Challenge
The records below must be output exactly, without pictures.

(Stored items from a collection)
━━━━━━━━

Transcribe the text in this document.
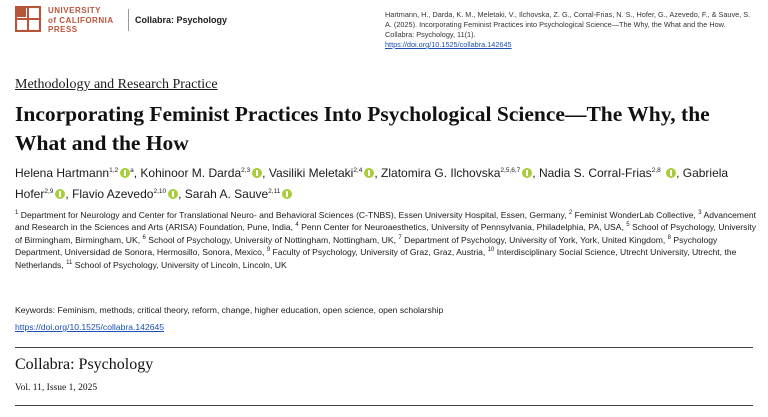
UNIVERSITY
of CALIFORNIA
PRESS
Collabra: Psychology
Hartmann, H., Darda, K. M., Meletaki, V., Ilchovska, Z. G., Corral-Frias, N. S., Hofer, G., Azevedo, F., & Sauve, S. A. (2025). Incorporating Feminist Practices into Psychological Science—The Why, the What and the How. Collabra: Psychology, 11(1).
https://doi.org/10.1525/collabra.142645
Methodology and Research Practice
Incorporating Feminist Practices Into Psychological Science—The Why, the What and the How
Helena Hartmann$^{1,2}$ $^a$, Kohinoor M. Darda$^{2,3}$ , Vasiliki Meletaki$^{2,4}$ , Zlatomira G. Ilchovska$^{2,5,6,7}$ , Nadia S. Corral-Frias$^{2,8}$ , Gabriela Hofer$^{2,9}$ , Flavio Azevedo$^{2,10}$ , Sarah A. Sauve$^{2,11}$
$^1$ Department for Neurology and Center for Translational Neuro- and Behavioral Sciences (C-TNBS), Essen University Hospital, Essen, Germany, $^2$ Feminist WonderLab Collective, $^3$ Advancement and Research in the Sciences and Arts (ARISA) Foundation, Pune, India, $^4$ Penn Center for Neuroaesthetics, University of Pennsylvania, Philadelphia, PA, USA, $^5$ School of Psychology, University of Birmingham, Birmingham, UK, $^6$ School of Psychology, University of Nottingham, Nottingham, UK, $^7$ Department of Psychology, University of York, York, United Kingdom, $^8$ Psychology Department, Universidad de Sonora, Hermosillo, Sonora, Mexico, $^9$ Faculty of Psychology, University of Graz, Graz, Austria, $^{10}$ Interdisciplinary Social Science, Utrecht University, Utrecht, the Netherlands, $^{11}$ School of Psychology, University of Lincoln, Lincoln, UK
Keywords: Feminism, methods, critical theory, reform, change, higher education, open science, open scholarship
https://doi.org/10.1525/collabra.142645
Collabra: Psychology
Vol. 11, Issue 1, 2025
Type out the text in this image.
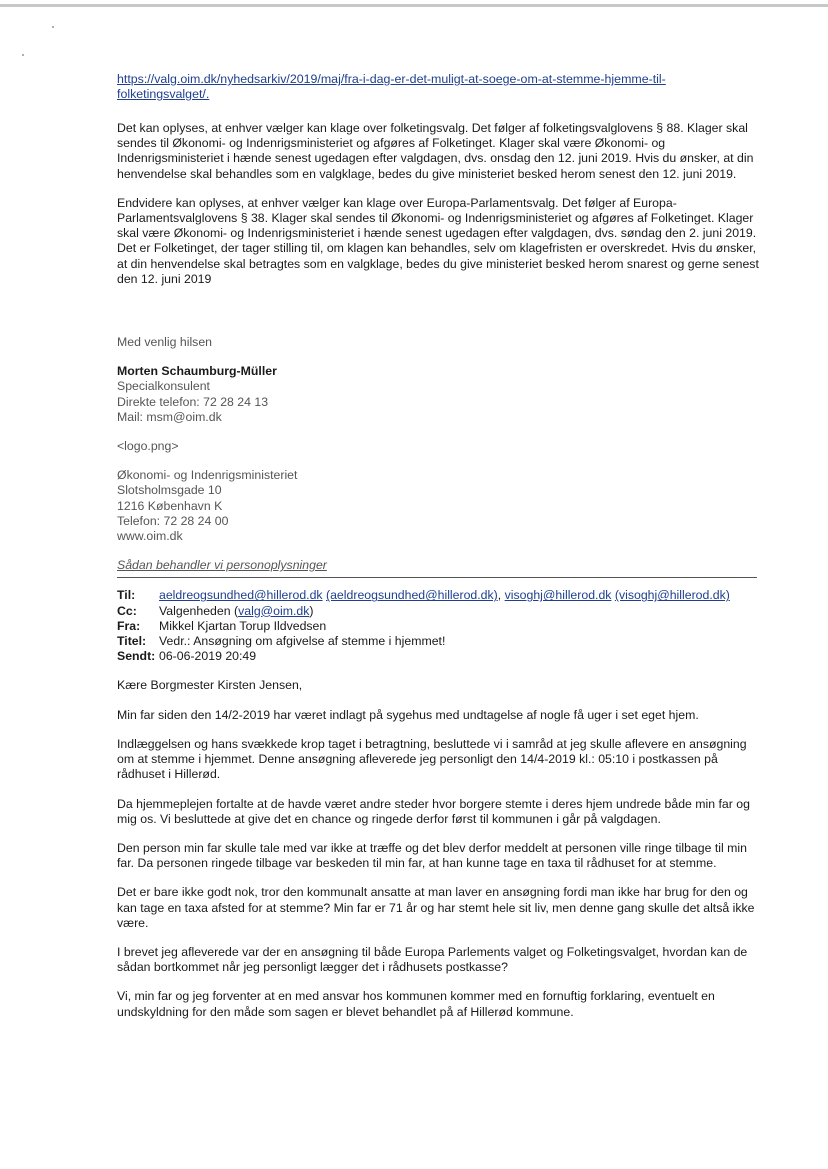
https://valg.oim.dk/nyhedsarkiv/2019/maj/fra-i-dag-er-det-muligt-at-soege-om-at-stemme-hjemme-til-
folketingsvalget/.

Det kan oplyses, at enhver vælger kan klage over folketingsvalg. Det følger af folketingsvalglovens § 88. Klager skal sendes til Økonomi- og Indenrigsministeriet og afgøres af Folketinget. Klager skal være Økonomi- og Indenrigsministeriet i hænde senest ugedagen efter valgdagen, dvs. onsdag den 12. juni 2019. Hvis du ønsker, at din henvendelse skal behandles som en valgklage, bedes du give ministeriet besked herom senest den 12. juni 2019.

Endvidere kan oplyses, at enhver vælger kan klage over Europa-Parlamentsvalg. Det følger af Europa-Parlamentsvalglovens § 38. Klager skal sendes til Økonomi- og Indenrigsministeriet og afgøres af Folketinget. Klager skal være Økonomi- og Indenrigsministeriet i hænde senest ugedagen efter valgdagen, dvs. søndag den 2. juni 2019. Det er Folketinget, der tager stilling til, om klagen kan behandles, selv om klagefristen er overskredet. Hvis du ønsker, at din henvendelse skal betragtes som en valgklage, bedes du give ministeriet besked herom snarest og gerne senest den 12. juni 2019

Med venlig hilsen

Morten Schaumburg-Müller

Specialkonsulent

Direkte telefon: 72 28 24 13

Mail: msm@oim.dk

<logo.png>

Økonomi- og Indenrigsministeriet

Slotsholmsgade 10

1216 København K

Telefon: 72 28 24 00

www.oim.dk

Sådan behandler vi personoplysninger

Til:	aeldreogsundhed@hillerod.dk (aeldreogsundhed@hillerod.dk), visoghj@hillerod.dk (visoghj@hillerod.dk)
Cc:	Valgenheden (valg@oim.dk)
Fra:	Mikkel Kjartan Torup Ildvedsen
Titel:	Vedr.: Ansøgning om afgivelse af stemme i hjemmet!
Sendt: 06-06-2019 20:49

Kære Borgmester Kirsten Jensen,

Min far siden den 14/2-2019 har været indlagt på sygehus med undtagelse af nogle få uger i set eget hjem.

Indlæggelsen og hans svækkede krop taget i betragtning, besluttede vi i samråd at jeg skulle aflevere en ansøgning om at stemme i hjemmet. Denne ansøgning afleverede jeg personligt den 14/4-2019 kl.: 05:10 i postkassen på rådhuset i Hillerød.

Da hjemmeplejen fortalte at de havde været andre steder hvor borgere stemte i deres hjem undrede både min far og mig os. Vi besluttede at give det en chance og ringede derfor først til kommunen i går på valgdagen.

Den person min far skulle tale med var ikke at træffe og det blev derfor meddelt at personen ville ringe tilbage til min far. Da personen ringede tilbage var beskeden til min far, at han kunne tage en taxa til rådhuset for at stemme.

Det er bare ikke godt nok, tror den kommunalt ansatte at man laver en ansøgning fordi man ikke har brug for den og kan tage en taxa afsted for at stemme? Min far er 71 år og har stemt hele sit liv, men denne gang skulle det altså ikke være.

I brevet jeg afleverede var der en ansøgning til både Europa Parlements valget og Folketingsvalget, hvordan kan de sådan bortkommet når jeg personligt lægger det i rådhusets postkasse?

Vi, min far og jeg forventer at en med ansvar hos kommunen kommer med en fornuftig forklaring, eventuelt en undskyldning for den måde som sagen er blevet behandlet på af Hillerød kommune.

━━━━━━━━

Problem solution
Transcribe the text in this document.
UNIVERSITY
of CALIFORNIA
PRESS
Collabra: Psychology
Hartmann, H., Darda, K. M., Meletaki, V., Ilchovska, Z. G., Corral-Frias, N. S., Hofer, G., Azevedo, F., & Sauve, S. A. (2025). Incorporating Feminist Practices into Psychological Science—The Why, the What and the How. Collabra: Psychology, 11(1).
https://doi.org/10.1525/collabra.142645
Methodology and Research Practice
Incorporating Feminist Practices Into Psychological Science—The Why, the What and the How
Helena Hartmann$^{1,2}$ $^a$, Kohinoor M. Darda$^{2,3}$ , Vasiliki Meletaki$^{2,4}$ , Zlatomira G. Ilchovska$^{2,5,6,7}$ , Nadia S. Corral-Frias$^{2,8}$ , Gabriela Hofer$^{2,9}$ , Flavio Azevedo$^{2,10}$ , Sarah A. Sauve$^{2,11}$
$^1$ Department for Neurology and Center for Translational Neuro- and Behavioral Sciences (C-TNBS), Essen University Hospital, Essen, Germany, $^2$ Feminist WonderLab Collective, $^3$ Advancement and Research in the Sciences and Arts (ARISA) Foundation, Pune, India, $^4$ Penn Center for Neuroaesthetics, University of Pennsylvania, Philadelphia, PA, USA, $^5$ School of Psychology, University of Birmingham, Birmingham, UK, $^6$ School of Psychology, University of Nottingham, Nottingham, UK, $^7$ Department of Psychology, University of York, York, United Kingdom, $^8$ Psychology Department, Universidad de Sonora, Hermosillo, Sonora, Mexico, $^9$ Faculty of Psychology, University of Graz, Graz, Austria, $^{10}$ Interdisciplinary Social Science, Utrecht University, Utrecht, the Netherlands, $^{11}$ School of Psychology, University of Lincoln, Lincoln, UK
Keywords: Feminism, methods, critical theory, reform, change, higher education, open science, open scholarship
https://doi.org/10.1525/collabra.142645
Collabra: Psychology
Vol. 11, Issue 1, 2025
Type out the text in this image.
https://valg.oim.dk/nyhedsarkiv/2019/maj/fra-i-dag-er-det-muligt-at-soege-om-at-stemme-hjemme-til-
folketingsvalget/.

Det kan oplyses, at enhver vælger kan klage over folketingsvalg. Det følger af folketingsvalglovens § 88. Klager skal sendes til Økonomi- og Indenrigsministeriet og afgøres af Folketinget. Klager skal være Økonomi- og Indenrigsministeriet i hænde senest ugedagen efter valgdagen, dvs. onsdag den 12. juni 2019. Hvis du ønsker, at din henvendelse skal behandles som en valgklage, bedes du give ministeriet besked herom senest den 12. juni 2019.

Endvidere kan oplyses, at enhver vælger kan klage over Europa-Parlamentsvalg. Det følger af Europa-Parlamentsvalglovens § 38. Klager skal sendes til Økonomi- og Indenrigsministeriet og afgøres af Folketinget. Klager skal være Økonomi- og Indenrigsministeriet i hænde senest ugedagen efter valgdagen, dvs. søndag den 2. juni 2019. Det er Folketinget, der tager stilling til, om klagen kan behandles, selv om klagefristen er overskredet. Hvis du ønsker, at din henvendelse skal betragtes som en valgklage, bedes du give ministeriet besked herom snarest og gerne senest den 12. juni 2019

Med venlig hilsen

Morten Schaumburg-Müller

Specialkonsulent

Direkte telefon: 72 28 24 13

Mail: msm@oim.dk

<logo.png>

Økonomi- og Indenrigsministeriet

Slotsholmsgade 10

1216 København K

Telefon: 72 28 24 00

www.oim.dk

Sådan behandler vi personoplysninger

Til:	aeldreogsundhed@hillerod.dk (aeldreogsundhed@hillerod.dk), visoghj@hillerod.dk (visoghj@hillerod.dk)
Cc:	Valgenheden (valg@oim.dk)
Fra:	Mikkel Kjartan Torup Ildvedsen
Titel:	Vedr.: Ansøgning om afgivelse af stemme i hjemmet!
Sendt: 06-06-2019 20:49

Kære Borgmester Kirsten Jensen,

Min far siden den 14/2-2019 har været indlagt på sygehus med undtagelse af nogle få uger i set eget hjem.

Indlæggelsen og hans svækkede krop taget i betragtning, besluttede vi i samråd at jeg skulle aflevere en ansøgning om at stemme i hjemmet. Denne ansøgning afleverede jeg personligt den 14/4-2019 kl.: 05:10 i postkassen på rådhuset i Hillerød.

Da hjemmeplejen fortalte at de havde været andre steder hvor borgere stemte i deres hjem undrede både min far og mig os. Vi besluttede at give det en chance og ringede derfor først til kommunen i går på valgdagen.

Den person min far skulle tale med var ikke at træffe og det blev derfor meddelt at personen ville ringe tilbage til min far. Da personen ringede tilbage var beskeden til min far, at han kunne tage en taxa til rådhuset for at stemme.

Det er bare ikke godt nok, tror den kommunalt ansatte at man laver en ansøgning fordi man ikke har brug for den og kan tage en taxa afsted for at stemme? Min far er 71 år og har stemt hele sit liv, men denne gang skulle det altså ikke være.

I brevet jeg afleverede var der en ansøgning til både Europa Parlements valget og Folketingsvalget, hvordan kan de sådan bortkommet når jeg personligt lægger det i rådhusets postkasse?

Vi, min far og jeg forventer at en med ansvar hos kommunen kommer med en fornuftig forklaring, eventuelt en undskyldning for den måde som sagen er blevet behandlet på af Hillerød kommune.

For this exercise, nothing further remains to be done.